→ **Problem requirements**: Reproduce the data exactly.

##########

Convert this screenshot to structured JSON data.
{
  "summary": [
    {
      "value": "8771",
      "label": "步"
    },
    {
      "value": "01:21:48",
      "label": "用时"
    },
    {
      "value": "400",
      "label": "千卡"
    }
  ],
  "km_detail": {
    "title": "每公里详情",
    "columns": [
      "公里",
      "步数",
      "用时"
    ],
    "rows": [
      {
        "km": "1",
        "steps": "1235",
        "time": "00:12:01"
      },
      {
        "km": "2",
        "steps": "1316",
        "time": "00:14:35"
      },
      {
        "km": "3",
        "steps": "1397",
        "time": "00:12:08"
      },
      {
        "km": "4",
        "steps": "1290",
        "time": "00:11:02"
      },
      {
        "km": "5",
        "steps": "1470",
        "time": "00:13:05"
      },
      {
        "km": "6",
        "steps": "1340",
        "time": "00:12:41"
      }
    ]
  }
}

##########

→ **Result**:
Convert this screenshot to structured JSON data.
{
  "summary": [
    {
      "value": "8771",
      "label": "步"
    },
    {
      "value": "01:21:48",
      "label": "用时"
    },
    {
      "value": "400",
      "label": "千卡"
    }
  ],
  "km_detail": {
    "title": "每公里详情",
    "columns": [
      "公里",
      "步数",
      "用时"
    ],
    "rows": [
      {
        "km": "1",
        "steps": "1235",
        "time": "00:12:01"
      },
      {
        "km": "2",
        "steps": "1316",
        "time": "00:14:35"
      },
      {
        "km": "3",
        "steps": "1397",
        "time": "00:12:08"
      },
      {
        "km": "4",
        "steps": "1290",
        "time": "00:11:02"
      },
      {
        "km": "5",
        "steps": "1470",
        "time": "00:13:05"
      },
      {
        "km": "6",
        "steps": "1340",
        "time": "00:12:41"
      }
    ]
  }
}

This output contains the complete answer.